DIRECTIONS FOR THIS TASK
Pick out the lines in the listing below that contain the word "Seeing" and copy them.

Data records:
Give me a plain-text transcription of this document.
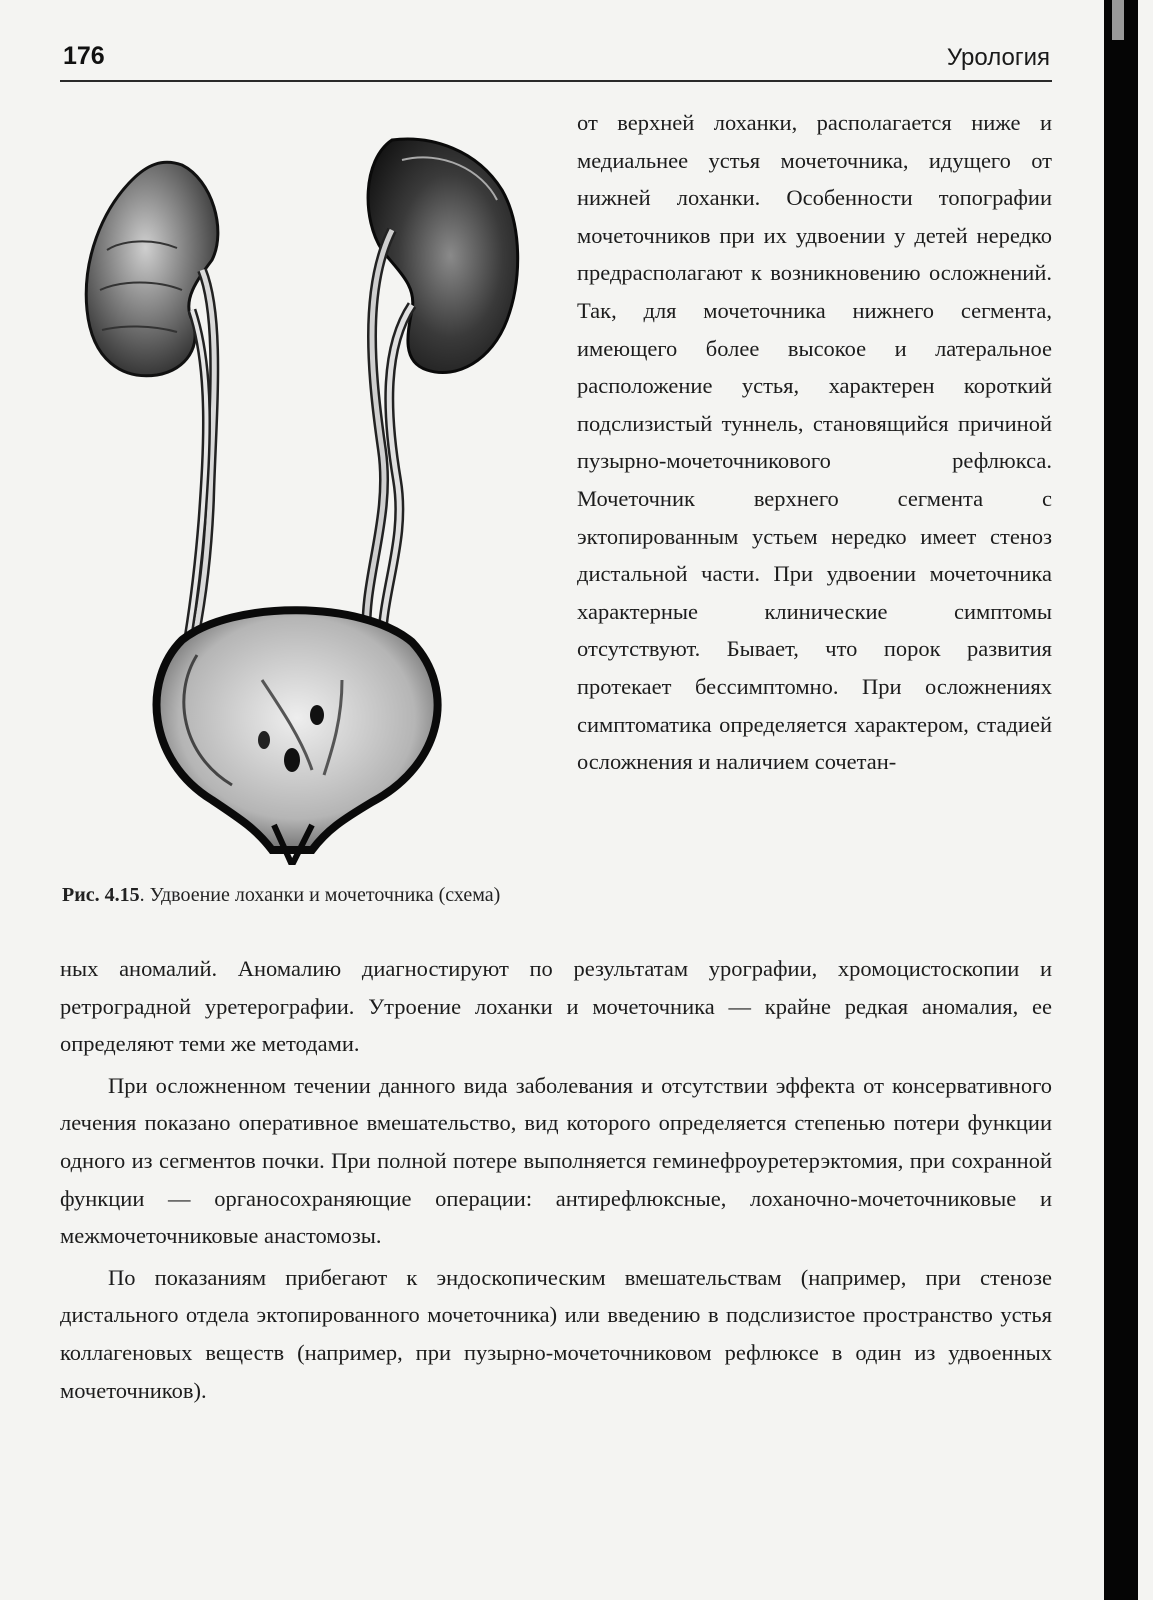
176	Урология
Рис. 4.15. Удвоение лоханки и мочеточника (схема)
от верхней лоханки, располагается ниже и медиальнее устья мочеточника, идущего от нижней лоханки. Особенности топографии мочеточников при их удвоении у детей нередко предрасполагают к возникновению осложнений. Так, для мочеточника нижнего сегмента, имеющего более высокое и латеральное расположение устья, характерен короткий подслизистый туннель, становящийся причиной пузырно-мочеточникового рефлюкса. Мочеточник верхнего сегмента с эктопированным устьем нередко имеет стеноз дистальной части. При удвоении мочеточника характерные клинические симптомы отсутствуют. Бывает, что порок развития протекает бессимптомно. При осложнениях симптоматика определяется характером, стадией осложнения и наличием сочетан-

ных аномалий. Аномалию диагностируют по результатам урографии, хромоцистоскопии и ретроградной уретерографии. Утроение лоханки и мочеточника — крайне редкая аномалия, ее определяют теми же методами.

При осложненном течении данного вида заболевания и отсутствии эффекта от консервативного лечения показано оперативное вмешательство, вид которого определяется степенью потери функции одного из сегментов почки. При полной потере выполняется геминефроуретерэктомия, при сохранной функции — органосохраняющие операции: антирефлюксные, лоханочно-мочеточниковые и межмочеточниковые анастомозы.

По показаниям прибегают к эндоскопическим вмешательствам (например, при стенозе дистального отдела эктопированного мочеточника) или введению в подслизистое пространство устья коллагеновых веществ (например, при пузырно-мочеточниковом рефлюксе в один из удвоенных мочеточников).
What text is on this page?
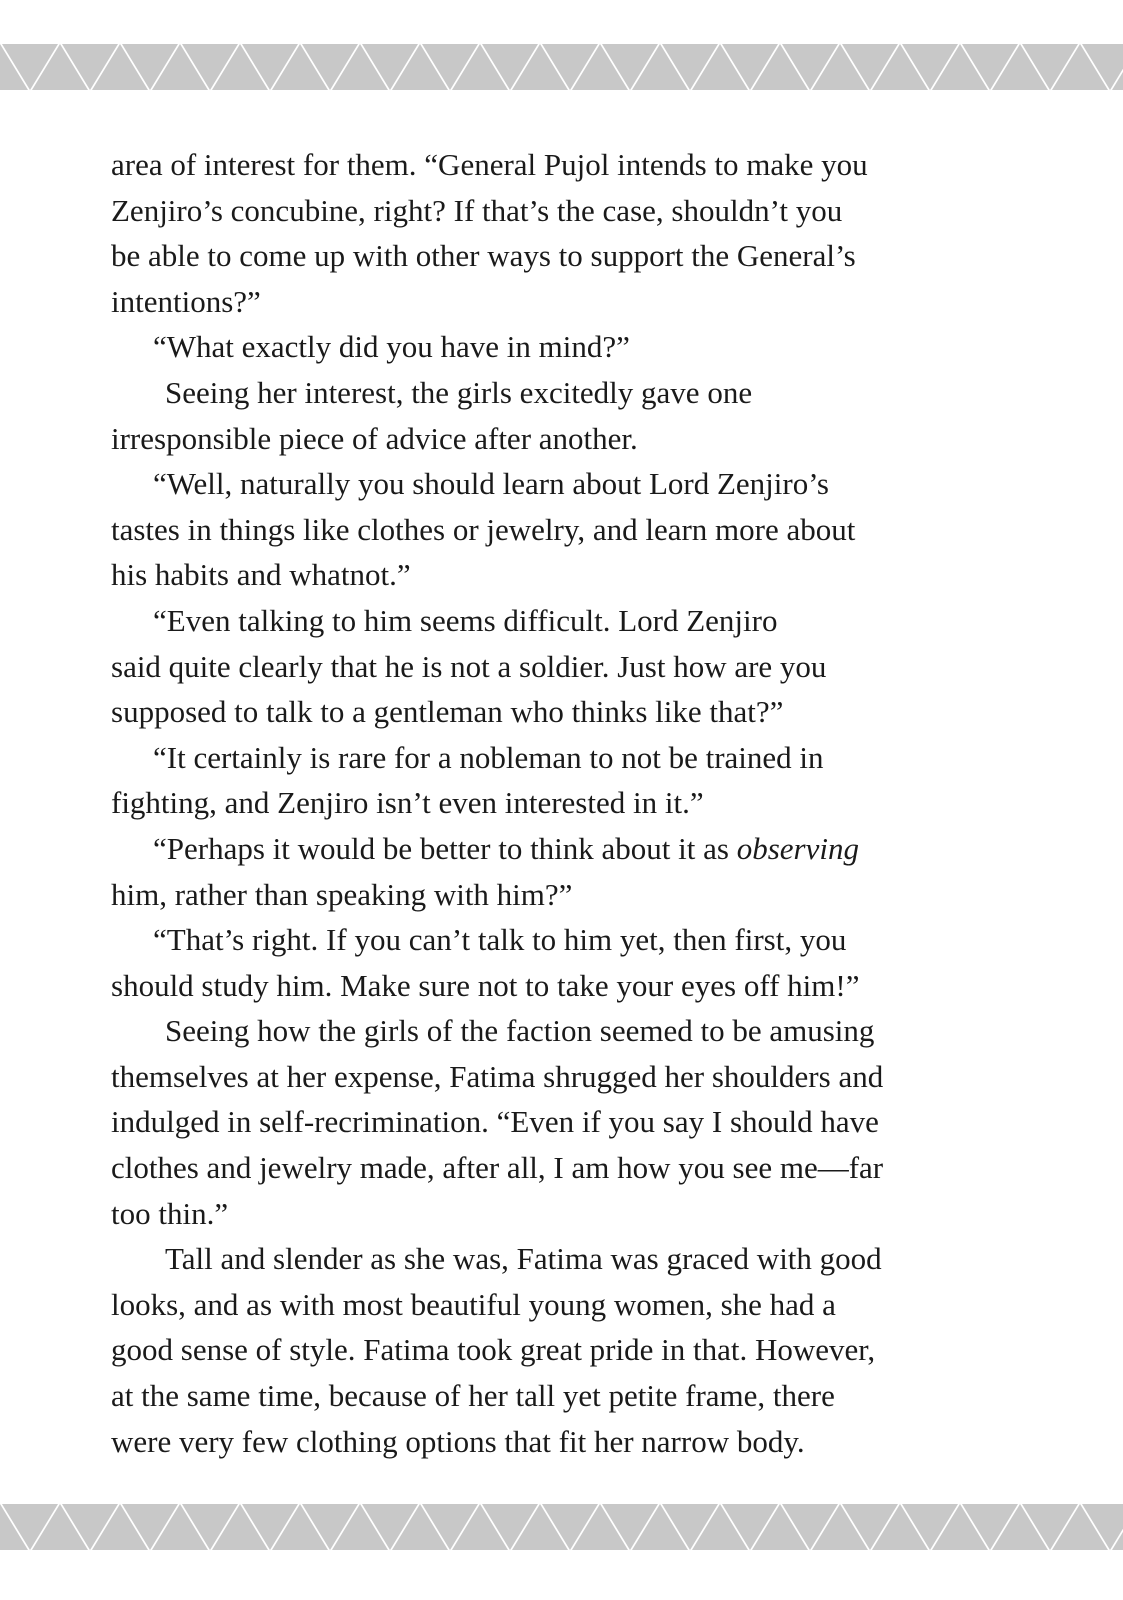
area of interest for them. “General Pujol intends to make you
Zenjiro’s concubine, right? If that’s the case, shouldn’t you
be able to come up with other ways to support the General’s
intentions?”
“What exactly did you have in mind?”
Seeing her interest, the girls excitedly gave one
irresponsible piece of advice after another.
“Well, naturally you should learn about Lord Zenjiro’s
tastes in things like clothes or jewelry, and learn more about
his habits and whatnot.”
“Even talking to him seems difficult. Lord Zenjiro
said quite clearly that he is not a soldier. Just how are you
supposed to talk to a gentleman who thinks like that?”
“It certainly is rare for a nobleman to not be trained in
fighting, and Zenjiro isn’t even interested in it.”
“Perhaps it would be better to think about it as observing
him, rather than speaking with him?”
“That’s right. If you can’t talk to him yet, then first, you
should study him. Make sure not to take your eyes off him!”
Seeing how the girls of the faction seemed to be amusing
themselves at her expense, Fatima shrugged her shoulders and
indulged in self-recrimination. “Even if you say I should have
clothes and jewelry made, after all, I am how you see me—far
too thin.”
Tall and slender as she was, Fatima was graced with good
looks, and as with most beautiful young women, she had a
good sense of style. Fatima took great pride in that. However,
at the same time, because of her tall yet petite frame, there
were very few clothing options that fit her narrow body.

RESPONSE
Seeing her interest, the girls excitedly gave one
Seeing how the girls of the faction seemed to be amusing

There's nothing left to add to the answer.